▸ WRITTEN INSTRUCTION: Pull out every line in the rows below that contains the string "sunroom", matching case exactly.

(Element boundary rows)
════════════════
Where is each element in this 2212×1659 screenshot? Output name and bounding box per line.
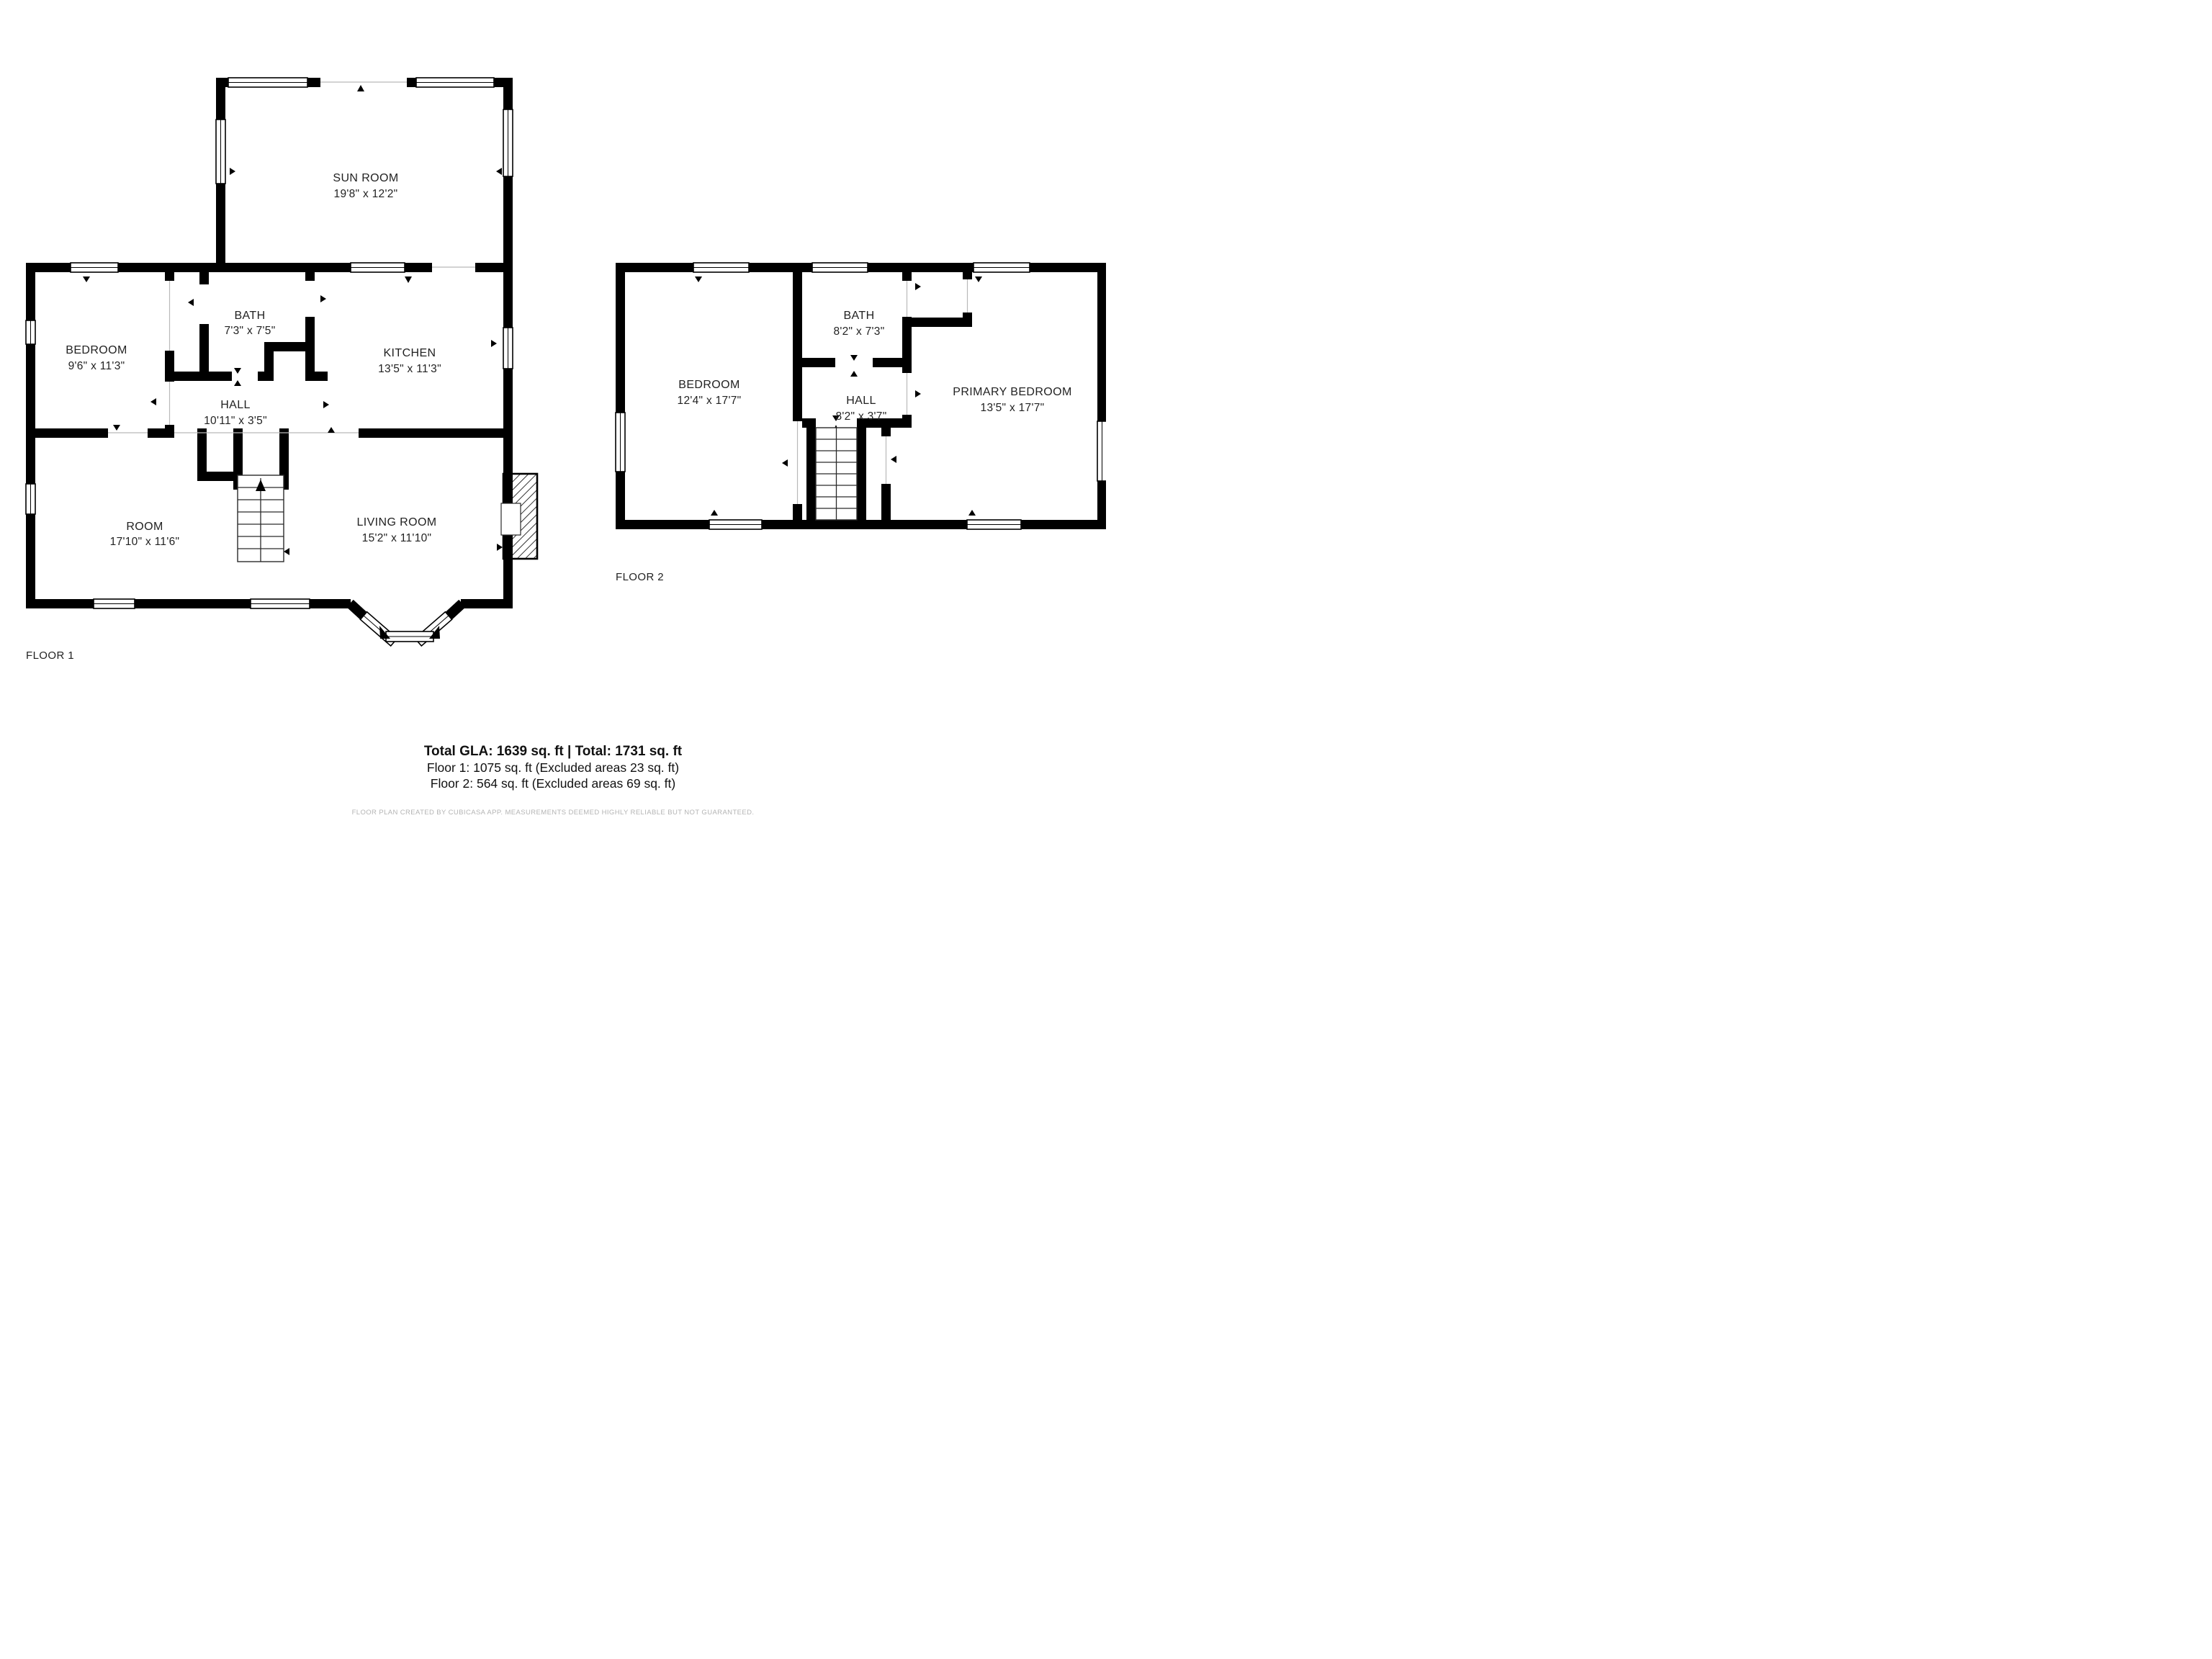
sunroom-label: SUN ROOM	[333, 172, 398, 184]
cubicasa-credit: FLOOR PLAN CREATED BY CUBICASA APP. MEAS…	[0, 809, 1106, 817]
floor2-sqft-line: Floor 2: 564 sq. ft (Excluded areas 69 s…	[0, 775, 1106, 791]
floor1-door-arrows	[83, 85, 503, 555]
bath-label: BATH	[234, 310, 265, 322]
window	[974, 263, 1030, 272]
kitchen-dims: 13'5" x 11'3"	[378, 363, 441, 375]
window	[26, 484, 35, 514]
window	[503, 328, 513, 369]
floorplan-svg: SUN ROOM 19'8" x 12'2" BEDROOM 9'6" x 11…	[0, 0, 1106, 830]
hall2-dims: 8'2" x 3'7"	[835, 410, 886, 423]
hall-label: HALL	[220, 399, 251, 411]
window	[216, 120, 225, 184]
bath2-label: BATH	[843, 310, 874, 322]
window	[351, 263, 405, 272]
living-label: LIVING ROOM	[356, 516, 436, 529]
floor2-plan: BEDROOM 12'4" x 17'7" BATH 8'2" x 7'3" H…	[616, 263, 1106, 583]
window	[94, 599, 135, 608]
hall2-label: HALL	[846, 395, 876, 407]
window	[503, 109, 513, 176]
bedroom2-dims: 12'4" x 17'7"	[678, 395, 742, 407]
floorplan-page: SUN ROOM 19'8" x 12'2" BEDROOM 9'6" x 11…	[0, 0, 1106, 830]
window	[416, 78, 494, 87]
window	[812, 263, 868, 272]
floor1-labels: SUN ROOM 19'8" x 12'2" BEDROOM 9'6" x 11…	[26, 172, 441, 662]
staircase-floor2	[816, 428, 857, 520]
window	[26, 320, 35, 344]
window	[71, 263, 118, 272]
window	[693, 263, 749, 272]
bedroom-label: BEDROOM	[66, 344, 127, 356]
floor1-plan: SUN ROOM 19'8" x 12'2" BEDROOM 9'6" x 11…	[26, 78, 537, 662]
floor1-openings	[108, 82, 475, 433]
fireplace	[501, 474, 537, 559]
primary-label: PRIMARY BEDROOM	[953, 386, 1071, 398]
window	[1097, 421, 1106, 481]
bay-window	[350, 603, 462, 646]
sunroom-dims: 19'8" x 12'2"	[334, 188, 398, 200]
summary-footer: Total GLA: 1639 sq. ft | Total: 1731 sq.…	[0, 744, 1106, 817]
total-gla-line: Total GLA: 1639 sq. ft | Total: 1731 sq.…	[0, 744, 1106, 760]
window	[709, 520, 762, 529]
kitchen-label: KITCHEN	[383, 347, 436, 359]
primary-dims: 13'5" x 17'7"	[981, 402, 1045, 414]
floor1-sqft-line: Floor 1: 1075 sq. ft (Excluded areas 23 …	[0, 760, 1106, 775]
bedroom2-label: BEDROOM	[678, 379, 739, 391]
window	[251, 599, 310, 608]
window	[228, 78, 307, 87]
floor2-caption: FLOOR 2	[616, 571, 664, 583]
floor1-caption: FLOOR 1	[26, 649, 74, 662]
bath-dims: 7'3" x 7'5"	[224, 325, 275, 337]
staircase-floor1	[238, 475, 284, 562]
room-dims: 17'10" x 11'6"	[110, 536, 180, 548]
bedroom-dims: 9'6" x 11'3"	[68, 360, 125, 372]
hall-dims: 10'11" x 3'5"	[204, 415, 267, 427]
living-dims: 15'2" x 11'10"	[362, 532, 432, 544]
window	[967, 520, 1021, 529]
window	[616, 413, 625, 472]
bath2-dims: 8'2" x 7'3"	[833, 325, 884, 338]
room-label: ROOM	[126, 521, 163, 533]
════════════════
▸ COMPLETED EXERCISE:
sunroom-label: SUN ROOM	[333, 172, 398, 184]
sunroom-dims: 19'8" x 12'2"	[334, 188, 398, 200]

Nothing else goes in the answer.